▶ Records about charts and figures
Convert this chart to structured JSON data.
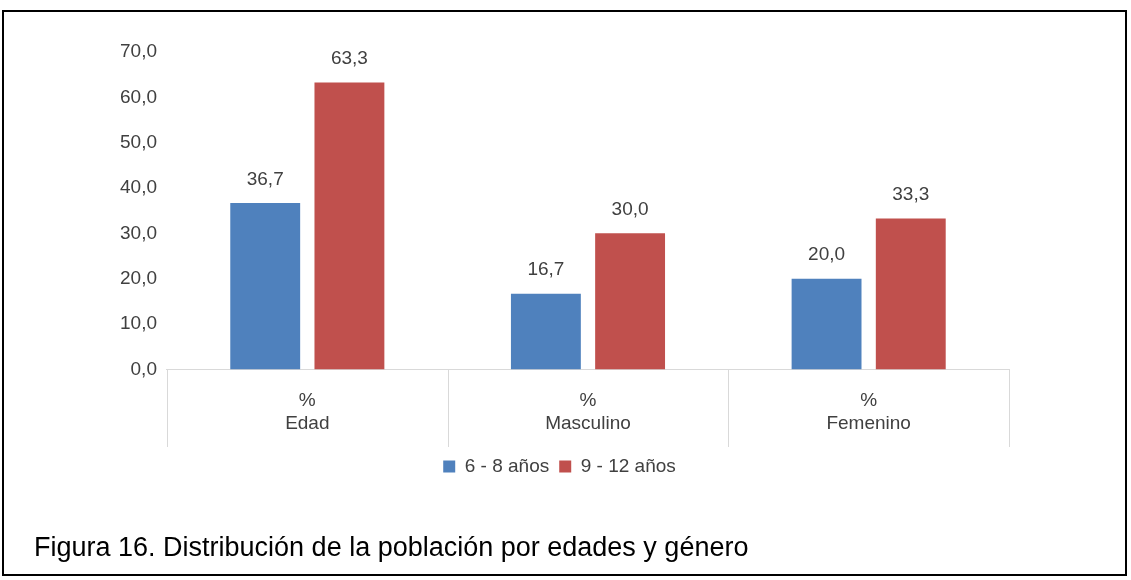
{
  "chart_data": {
    "type": "bar",
    "title": "Figura 16. Distribución de la población por edades y género",
    "categories": [
      "%\nEdad",
      "%\nMasculino",
      "%\nFemenino"
    ],
    "series": [
      {
        "name": "6 - 8 años",
        "color": "#4f81bd",
        "values": [
          36.7,
          16.7,
          20.0
        ]
      },
      {
        "name": "9 - 12 años",
        "color": "#c0504d",
        "values": [
          63.3,
          30.0,
          33.3
        ]
      }
    ],
    "ylim": [
      0,
      70
    ],
    "yticks": [
      {
        "value": 0,
        "label": "0,0"
      },
      {
        "value": 10,
        "label": "10,0"
      },
      {
        "value": 20,
        "label": "20,0"
      },
      {
        "value": 30,
        "label": "30,0"
      },
      {
        "value": 40,
        "label": "40,0"
      },
      {
        "value": 50,
        "label": "50,0"
      },
      {
        "value": 60,
        "label": "60,0"
      },
      {
        "value": 70,
        "label": "70,0"
      }
    ],
    "value_labels": [
      [
        "36,7",
        "16,7",
        "20,0"
      ],
      [
        "63,3",
        "30,0",
        "33,3"
      ]
    ],
    "grid": false,
    "legend": "bottom"
  }
}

▶ GOAL
Output an exact copy of the material, with the pictures removed.

▶ RESULT OF THE EXERCISE
Convert this chart to structured JSON data.
{
  "chart_data": {
    "type": "bar",
    "title": "Figura 16. Distribución de la población por edades y género",
    "categories": [
      "%\nEdad",
      "%\nMasculino",
      "%\nFemenino"
    ],
    "series": [
      {
        "name": "6 - 8 años",
        "color": "#4f81bd",
        "values": [
          36.7,
          16.7,
          20.0
        ]
      },
      {
        "name": "9 - 12 años",
        "color": "#c0504d",
        "values": [
          63.3,
          30.0,
          33.3
        ]
      }
    ],
    "ylim": [
      0,
      70
    ],
    "yticks": [
      {
        "value": 0,
        "label": "0,0"
      },
      {
        "value": 10,
        "label": "10,0"
      },
      {
        "value": 20,
        "label": "20,0"
      },
      {
        "value": 30,
        "label": "30,0"
      },
      {
        "value": 40,
        "label": "40,0"
      },
      {
        "value": 50,
        "label": "50,0"
      },
      {
        "value": 60,
        "label": "60,0"
      },
      {
        "value": 70,
        "label": "70,0"
      }
    ],
    "value_labels": [
      [
        "36,7",
        "16,7",
        "20,0"
      ],
      [
        "63,3",
        "30,0",
        "33,3"
      ]
    ],
    "grid": false,
    "legend": "bottom"
  }
}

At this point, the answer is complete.